** Start of Data lines **

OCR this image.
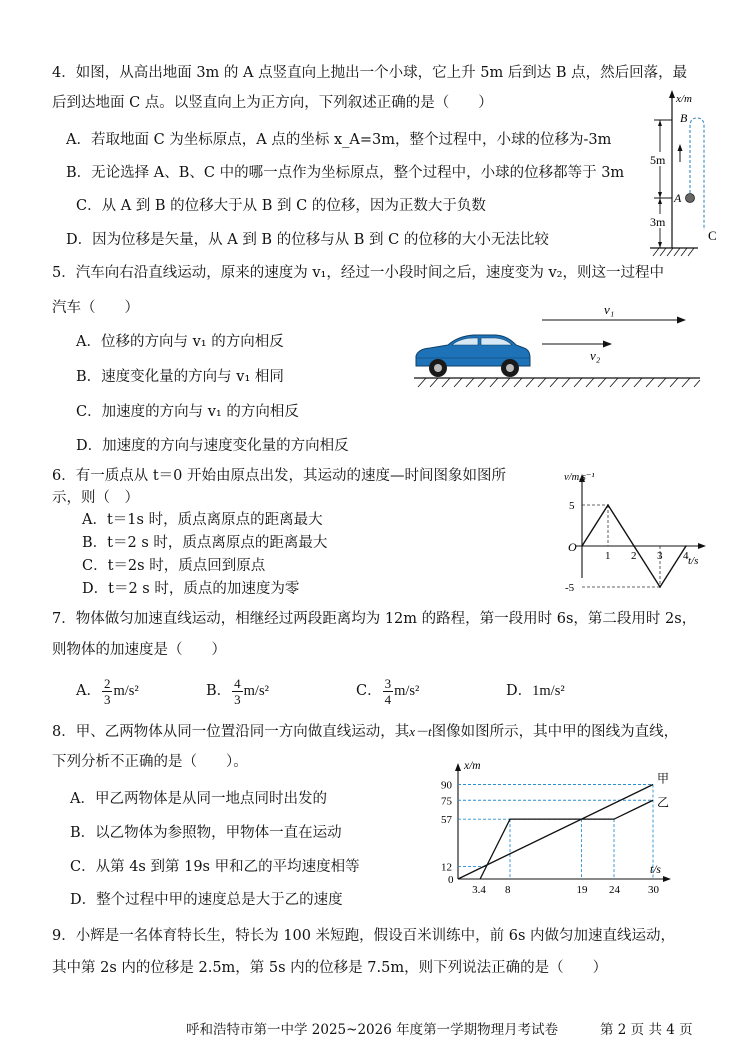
4．如图，从高出地面 3m 的 A 点竖直向上抛出一个小球，它上升 5m 后到达 B 点，然后回落，最
后到达地面 C 点。以竖直向上为正方向，下列叙述正确的是（　　）
A．若取地面 C 为坐标原点，A 点的坐标 x_A=3m，整个过程中，小球的位移为-3m
B．无论选择 A、B、C 中的哪一点作为坐标原点，整个过程中，小球的位移都等于 3m
C．从 A 到 B 的位移大于从 B 到 C 的位移，因为正数大于负数
D．因为位移是矢量，从 A 到 B 的位移与从 B 到 C 的位移的大小无法比较
x/m
5m
3m
B
A
C
5．汽车向右沿直线运动，原来的速度为 v₁，经过一小段时间之后，速度变为 v₂，则这一过程中
汽车（　　）
A．位移的方向与 v₁ 的方向相反
B．速度变化量的方向与 v₁ 相同
C．加速度的方向与 v₁ 的方向相反
D．加速度的方向与速度变化量的方向相反
v₁
v₂
6．有一质点从 t＝0 开始由原点出发，其运动的速度—时间图象如图所
示，则（　）
A．t＝1s 时，质点离原点的距离最大
B．t＝2 s 时，质点离原点的距离最大
C．t＝2s 时，质点回到原点
D．t＝2 s 时，质点的加速度为零
O
v/m.s⁻¹
t/s
5
-5
1 2 3 4
7．物体做匀加速直线运动，相继经过两段距离均为 12m 的路程，第一段用时 6s，第二段用时 2s，
则物体的加速度是（　　）
A． $\frac{2}{3} m/s^2$	B． $\frac{4}{3} m/s^2$	C． $\frac{3}{4} m/s^2$	D．1m/s²
8．甲、乙两物体从同一位置沿同一方向做直线运动，其x－t图像如图所示，其中甲的图线为直线，
下列分析不正确的是（　　）。
A．甲乙两物体是从同一地点同时出发的
B．以乙物体为参照物，甲物体一直在运动
C．从第 4s 到第 19s 甲和乙的平均速度相等
D．整个过程中甲的速度总是大于乙的速度
x/m
t/s
0
12
57
75
90
3.4 8	19 24	30
甲
乙
9．小辉是一名体育特长生，特长为 100 米短跑，假设百米训练中，前 6s 内做匀加速直线运动，
其中第 2s 内的位移是 2.5m，第 5s 内的位移是 7.5m，则下列说法正确的是（　　）
呼和浩特市第一中学 2025~2026 年度第一学期物理月考试卷	第 2 页 共 4 页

** End of Data lines **

__The request__. What comes back should match the records exactly, minus any pictures.

__Answer for the task__.
OCR this image.
4．如图，从高出地面 3m 的 A 点竖直向上抛出一个小球，它上升 5m 后到达 B 点，然后回落，最
后到达地面 C 点。以竖直向上为正方向，下列叙述正确的是（　　）
A．若取地面 C 为坐标原点，A 点的坐标 x_A=3m，整个过程中，小球的位移为-3m
B．无论选择 A、B、C 中的哪一点作为坐标原点，整个过程中，小球的位移都等于 3m
C．从 A 到 B 的位移大于从 B 到 C 的位移，因为正数大于负数
D．因为位移是矢量，从 A 到 B 的位移与从 B 到 C 的位移的大小无法比较
x/m
5m
3m
B
A
C
5．汽车向右沿直线运动，原来的速度为 v₁，经过一小段时间之后，速度变为 v₂，则这一过程中
汽车（　　）
A．位移的方向与 v₁ 的方向相反
B．速度变化量的方向与 v₁ 相同
C．加速度的方向与 v₁ 的方向相反
D．加速度的方向与速度变化量的方向相反
v₁
v₂
6．有一质点从 t＝0 开始由原点出发，其运动的速度—时间图象如图所
示，则（　）
A．t＝1s 时，质点离原点的距离最大
B．t＝2 s 时，质点离原点的距离最大
C．t＝2s 时，质点回到原点
D．t＝2 s 时，质点的加速度为零
O
v/m.s⁻¹
t/s
5
-5
1 2 3 4
7．物体做匀加速直线运动，相继经过两段距离均为 12m 的路程，第一段用时 6s，第二段用时 2s，
则物体的加速度是（　　）
A． $\frac{2}{3} m/s^2$	B． $\frac{4}{3} m/s^2$	C． $\frac{3}{4} m/s^2$	D．1m/s²
8．甲、乙两物体从同一位置沿同一方向做直线运动，其x－t图像如图所示，其中甲的图线为直线，
下列分析不正确的是（　　）。
A．甲乙两物体是从同一地点同时出发的
B．以乙物体为参照物，甲物体一直在运动
C．从第 4s 到第 19s 甲和乙的平均速度相等
D．整个过程中甲的速度总是大于乙的速度
x/m
t/s
0
12
57
75
90
3.4 8	19 24	30
甲
乙
9．小辉是一名体育特长生，特长为 100 米短跑，假设百米训练中，前 6s 内做匀加速直线运动，
其中第 2s 内的位移是 2.5m，第 5s 内的位移是 7.5m，则下列说法正确的是（　　）
呼和浩特市第一中学 2025~2026 年度第一学期物理月考试卷	第 2 页 共 4 页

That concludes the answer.